■ **Supplied entries**:
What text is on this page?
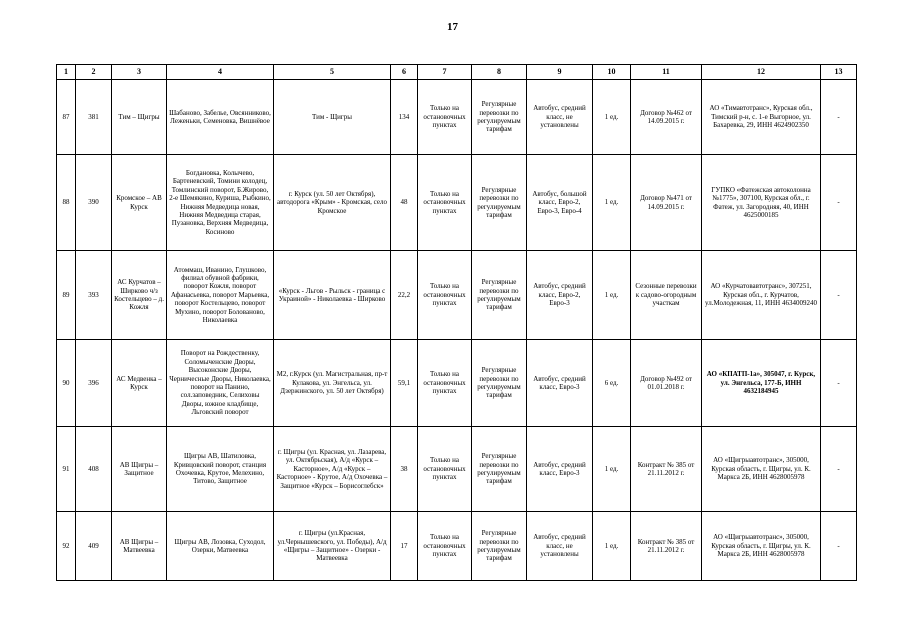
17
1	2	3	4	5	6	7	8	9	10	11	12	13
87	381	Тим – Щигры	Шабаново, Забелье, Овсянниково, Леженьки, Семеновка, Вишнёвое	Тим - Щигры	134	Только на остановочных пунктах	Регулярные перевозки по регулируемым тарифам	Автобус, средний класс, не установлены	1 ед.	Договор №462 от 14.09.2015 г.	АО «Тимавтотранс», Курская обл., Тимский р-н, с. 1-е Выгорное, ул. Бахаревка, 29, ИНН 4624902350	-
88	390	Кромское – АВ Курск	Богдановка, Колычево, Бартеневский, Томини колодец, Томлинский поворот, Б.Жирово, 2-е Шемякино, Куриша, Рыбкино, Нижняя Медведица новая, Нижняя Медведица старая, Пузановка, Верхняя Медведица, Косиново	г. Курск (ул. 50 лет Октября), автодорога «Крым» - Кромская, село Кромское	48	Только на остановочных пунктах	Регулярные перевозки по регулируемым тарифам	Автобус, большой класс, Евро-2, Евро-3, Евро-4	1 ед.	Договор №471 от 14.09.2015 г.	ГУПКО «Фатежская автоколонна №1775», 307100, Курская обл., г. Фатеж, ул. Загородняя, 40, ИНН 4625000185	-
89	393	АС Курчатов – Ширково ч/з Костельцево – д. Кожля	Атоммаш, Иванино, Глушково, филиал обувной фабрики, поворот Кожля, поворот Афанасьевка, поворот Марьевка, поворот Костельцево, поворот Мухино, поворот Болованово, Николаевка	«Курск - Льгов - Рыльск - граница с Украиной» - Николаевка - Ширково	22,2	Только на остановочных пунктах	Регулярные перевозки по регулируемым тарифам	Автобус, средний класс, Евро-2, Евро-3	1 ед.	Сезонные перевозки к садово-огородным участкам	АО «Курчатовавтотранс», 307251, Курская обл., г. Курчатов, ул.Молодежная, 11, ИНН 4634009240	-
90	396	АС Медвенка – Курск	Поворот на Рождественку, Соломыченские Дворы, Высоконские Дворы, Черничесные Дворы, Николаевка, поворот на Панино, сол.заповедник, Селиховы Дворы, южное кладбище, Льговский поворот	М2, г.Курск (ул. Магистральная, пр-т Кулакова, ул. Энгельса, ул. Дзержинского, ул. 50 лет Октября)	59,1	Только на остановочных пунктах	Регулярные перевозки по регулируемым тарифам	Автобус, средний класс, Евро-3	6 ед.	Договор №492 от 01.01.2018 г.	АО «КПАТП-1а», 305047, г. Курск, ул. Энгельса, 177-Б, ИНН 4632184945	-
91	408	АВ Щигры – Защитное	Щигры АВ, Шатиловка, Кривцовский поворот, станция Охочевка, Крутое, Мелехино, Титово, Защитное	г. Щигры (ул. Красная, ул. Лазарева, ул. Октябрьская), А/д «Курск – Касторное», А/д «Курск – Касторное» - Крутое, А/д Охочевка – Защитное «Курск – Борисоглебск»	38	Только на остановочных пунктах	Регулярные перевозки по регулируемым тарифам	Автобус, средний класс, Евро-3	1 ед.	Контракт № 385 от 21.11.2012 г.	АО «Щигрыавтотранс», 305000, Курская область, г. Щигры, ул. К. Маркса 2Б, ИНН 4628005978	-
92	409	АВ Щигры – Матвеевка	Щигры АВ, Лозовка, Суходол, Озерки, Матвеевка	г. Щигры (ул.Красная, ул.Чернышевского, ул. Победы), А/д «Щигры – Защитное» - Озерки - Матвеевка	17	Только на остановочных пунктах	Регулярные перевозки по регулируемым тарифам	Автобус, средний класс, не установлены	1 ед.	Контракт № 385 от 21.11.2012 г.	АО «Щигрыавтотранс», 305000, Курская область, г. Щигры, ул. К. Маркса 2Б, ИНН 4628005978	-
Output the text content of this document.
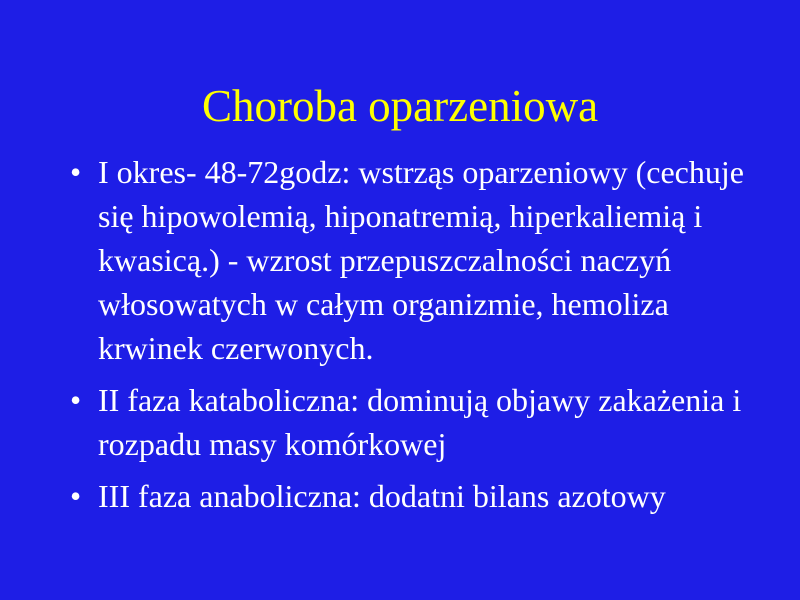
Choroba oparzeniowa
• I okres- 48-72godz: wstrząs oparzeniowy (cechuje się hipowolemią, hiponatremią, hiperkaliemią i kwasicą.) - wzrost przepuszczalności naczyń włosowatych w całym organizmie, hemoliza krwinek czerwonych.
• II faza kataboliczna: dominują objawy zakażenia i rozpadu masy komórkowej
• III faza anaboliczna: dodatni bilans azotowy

* * *

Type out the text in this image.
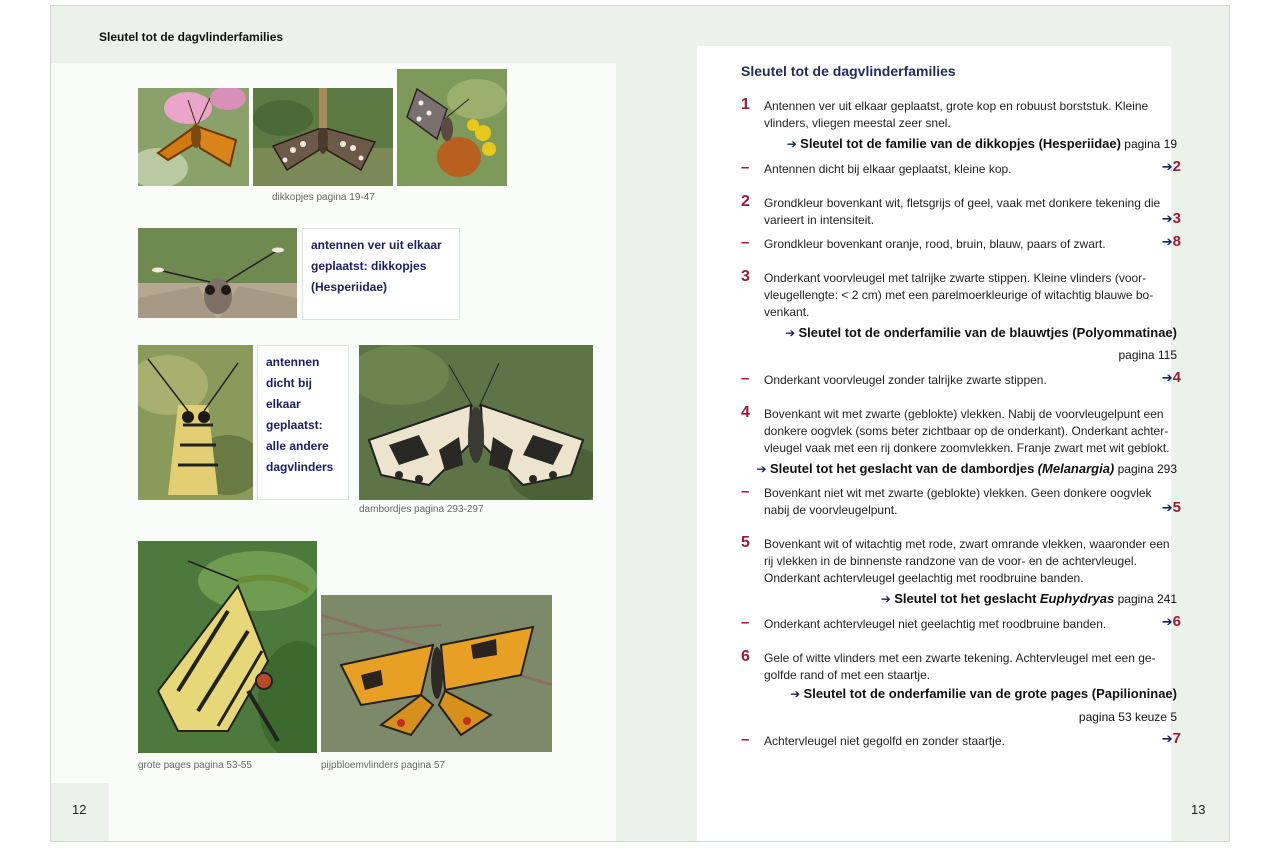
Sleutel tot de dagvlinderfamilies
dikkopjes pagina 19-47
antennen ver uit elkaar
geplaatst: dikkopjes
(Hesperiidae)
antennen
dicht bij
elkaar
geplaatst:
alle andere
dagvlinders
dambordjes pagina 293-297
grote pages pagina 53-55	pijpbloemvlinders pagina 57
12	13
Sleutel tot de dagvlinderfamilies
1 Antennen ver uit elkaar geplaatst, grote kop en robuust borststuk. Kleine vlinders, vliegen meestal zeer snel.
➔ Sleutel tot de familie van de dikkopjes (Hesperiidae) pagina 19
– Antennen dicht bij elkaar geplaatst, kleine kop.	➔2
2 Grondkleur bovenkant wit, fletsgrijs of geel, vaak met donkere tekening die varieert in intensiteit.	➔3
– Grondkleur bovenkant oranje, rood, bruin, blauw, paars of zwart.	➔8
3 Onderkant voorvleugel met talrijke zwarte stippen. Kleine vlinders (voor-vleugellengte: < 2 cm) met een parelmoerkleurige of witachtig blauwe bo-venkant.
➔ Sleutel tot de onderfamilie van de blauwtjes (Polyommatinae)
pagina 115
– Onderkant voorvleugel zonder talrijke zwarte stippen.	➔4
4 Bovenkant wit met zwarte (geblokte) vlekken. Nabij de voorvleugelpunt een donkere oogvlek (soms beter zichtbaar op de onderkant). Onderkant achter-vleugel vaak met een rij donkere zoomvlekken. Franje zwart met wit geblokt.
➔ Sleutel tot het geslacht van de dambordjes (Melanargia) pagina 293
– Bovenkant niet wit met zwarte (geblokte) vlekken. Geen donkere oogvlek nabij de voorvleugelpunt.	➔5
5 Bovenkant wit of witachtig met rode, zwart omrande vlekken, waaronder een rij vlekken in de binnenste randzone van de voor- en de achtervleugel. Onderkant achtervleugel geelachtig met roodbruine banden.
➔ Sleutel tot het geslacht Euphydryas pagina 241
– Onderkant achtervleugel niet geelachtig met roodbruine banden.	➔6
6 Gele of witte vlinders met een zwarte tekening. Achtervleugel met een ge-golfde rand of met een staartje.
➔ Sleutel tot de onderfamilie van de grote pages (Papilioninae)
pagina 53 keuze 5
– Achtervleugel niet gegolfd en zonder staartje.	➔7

...

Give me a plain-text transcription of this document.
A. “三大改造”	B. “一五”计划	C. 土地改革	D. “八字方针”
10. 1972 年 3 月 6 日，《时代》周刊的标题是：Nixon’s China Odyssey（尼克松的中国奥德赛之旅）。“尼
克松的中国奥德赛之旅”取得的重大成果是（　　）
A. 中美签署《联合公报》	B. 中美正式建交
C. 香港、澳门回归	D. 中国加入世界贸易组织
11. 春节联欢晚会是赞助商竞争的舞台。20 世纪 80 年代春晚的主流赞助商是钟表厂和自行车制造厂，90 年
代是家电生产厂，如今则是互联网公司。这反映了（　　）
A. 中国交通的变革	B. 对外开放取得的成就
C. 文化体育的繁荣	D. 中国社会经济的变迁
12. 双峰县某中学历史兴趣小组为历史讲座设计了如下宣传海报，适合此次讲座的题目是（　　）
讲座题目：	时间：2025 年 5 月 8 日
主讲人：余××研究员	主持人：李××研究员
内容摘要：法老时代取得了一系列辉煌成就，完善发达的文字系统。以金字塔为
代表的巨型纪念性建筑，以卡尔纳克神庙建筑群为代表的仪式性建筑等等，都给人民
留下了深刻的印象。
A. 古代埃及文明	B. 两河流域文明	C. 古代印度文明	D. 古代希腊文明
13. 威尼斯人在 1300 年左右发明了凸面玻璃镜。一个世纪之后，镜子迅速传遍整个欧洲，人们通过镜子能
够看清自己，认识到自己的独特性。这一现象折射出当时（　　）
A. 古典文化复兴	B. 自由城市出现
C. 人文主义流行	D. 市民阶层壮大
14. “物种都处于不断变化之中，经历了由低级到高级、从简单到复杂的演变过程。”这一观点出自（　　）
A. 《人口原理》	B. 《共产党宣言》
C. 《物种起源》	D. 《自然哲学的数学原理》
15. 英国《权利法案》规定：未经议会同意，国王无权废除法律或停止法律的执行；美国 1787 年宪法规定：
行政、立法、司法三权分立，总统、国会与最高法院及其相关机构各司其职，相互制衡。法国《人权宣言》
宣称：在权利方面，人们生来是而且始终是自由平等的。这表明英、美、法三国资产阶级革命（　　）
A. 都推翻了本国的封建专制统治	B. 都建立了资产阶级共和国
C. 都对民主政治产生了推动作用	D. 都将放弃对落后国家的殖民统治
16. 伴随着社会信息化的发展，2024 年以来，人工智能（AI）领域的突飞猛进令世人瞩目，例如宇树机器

■ **Do this**: Where does the word "faza" appear in the listing? List each line that holds it.

■ **Exercise solution**:
• II faza kataboliczna: dominują objawy zakażenia i rozpadu masy komórkowej
• III faza anaboliczna: dodatni bilans azotowy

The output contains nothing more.